— Begin Record list —
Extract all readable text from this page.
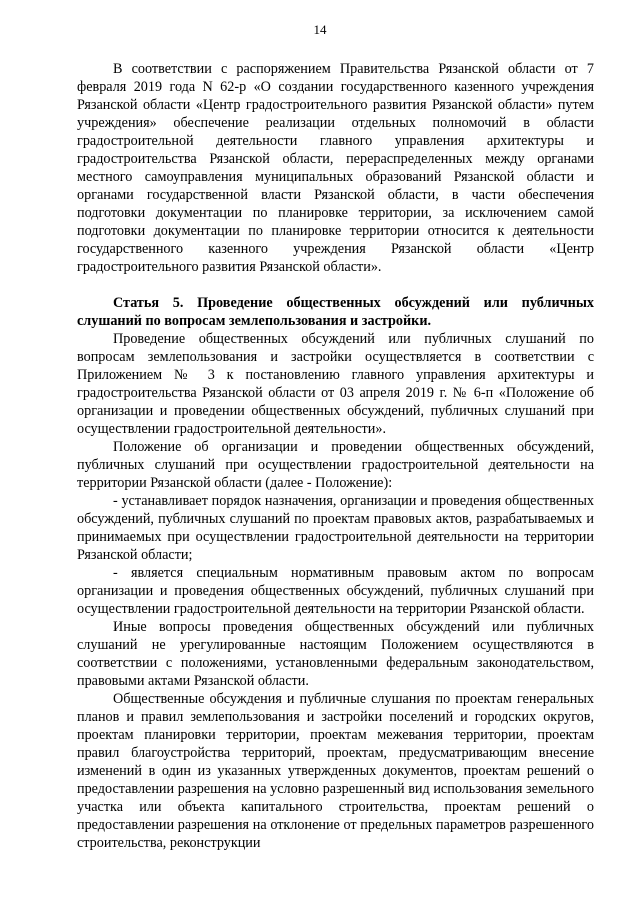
14

В соответствии с распоряжением Правительства Рязанской области от 7 февраля 2019 года N 62-р «О создании государственного казенного учреждения Рязанской области «Центр градостроительного развития Рязанской области» путем учреждения» обеспечение реализации отдельных полномочий в области градостроительной деятельности главного управления архитектуры и градостроительства Рязанской области, перераспределенных между органами местного самоуправления муниципальных образований Рязанской области и органами государственной власти Рязанской области, в части обеспечения подготовки документации по планировке территории, за исключением самой подготовки документации по планировке территории относится к деятельности государственного казенного учреждения Рязанской области «Центр градостроительного развития Рязанской области».

Статья 5. Проведение общественных обсуждений или публичных слушаний по вопросам землепользования и застройки.

Проведение общественных обсуждений или публичных слушаний по вопросам землепользования и застройки осуществляется в соответствии с Приложением № 3 к постановлению главного управления архитектуры и градостроительства Рязанской области от 03 апреля 2019 г. № 6-п «Положение об организации и проведении общественных обсуждений, публичных слушаний при осуществлении градостроительной деятельности».

Положение об организации и проведении общественных обсуждений, публичных слушаний при осуществлении градостроительной деятельности на территории Рязанской области (далее - Положение):

- устанавливает порядок назначения, организации и проведения общественных обсуждений, публичных слушаний по проектам правовых актов, разрабатываемых и принимаемых при осуществлении градостроительной деятельности на территории Рязанской области;

- является специальным нормативным правовым актом по вопросам организации и проведения общественных обсуждений, публичных слушаний при осуществлении градостроительной деятельности на территории Рязанской области.

Иные вопросы проведения общественных обсуждений или публичных слушаний не урегулированные настоящим Положением осуществляются в соответствии с положениями, установленными федеральным законодательством, правовыми актами Рязанской области.

Общественные обсуждения и публичные слушания по проектам генеральных планов и правил землепользования и застройки поселений и городских округов, проектам планировки территории, проектам межевания территории, проектам правил благоустройства территорий, проектам, предусматривающим внесение изменений в один из указанных утвержденных документов, проектам решений о предоставлении разрешения на условно разрешенный вид использования земельного участка или объекта капитального строительства, проектам решений о предоставлении разрешения на отклонение от предельных параметров разрешенного строительства, реконструкции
— End Record list —
- [What you are asked to do]: Among the records above, find each line holding the string "публичных" and pull it out.

- [Answer for this exercise]:
Статья 5. Проведение общественных обсуждений или публичных слушаний по вопросам землепользования и застройки.
Проведение общественных обсуждений или публичных слушаний по вопросам землепользования и застройки осуществляется в соответствии с Приложением № 3 к постановлению главного управления архитектуры и градостроительства Рязанской области от 03 апреля 2019 г. № 6-п «Положение об организации и проведении общественных обсуждений, публичных слушаний при осуществлении градостроительной деятельности».
Положение об организации и проведении общественных обсуждений, публичных слушаний при осуществлении градостроительной деятельности на территории Рязанской области (далее - Положение):
- устанавливает порядок назначения, организации и проведения общественных обсуждений, публичных слушаний по проектам правовых актов, разрабатываемых и принимаемых при осуществлении градостроительной деятельности на территории Рязанской области;
- является специальным нормативным правовым актом по вопросам организации и проведения общественных обсуждений, публичных слушаний при осуществлении градостроительной деятельности на территории Рязанской области.
Иные вопросы проведения общественных обсуждений или публичных слушаний не урегулированные настоящим Положением осуществляются в соответствии с положениями, установленными федеральным законодательством, правовыми актами Рязанской области.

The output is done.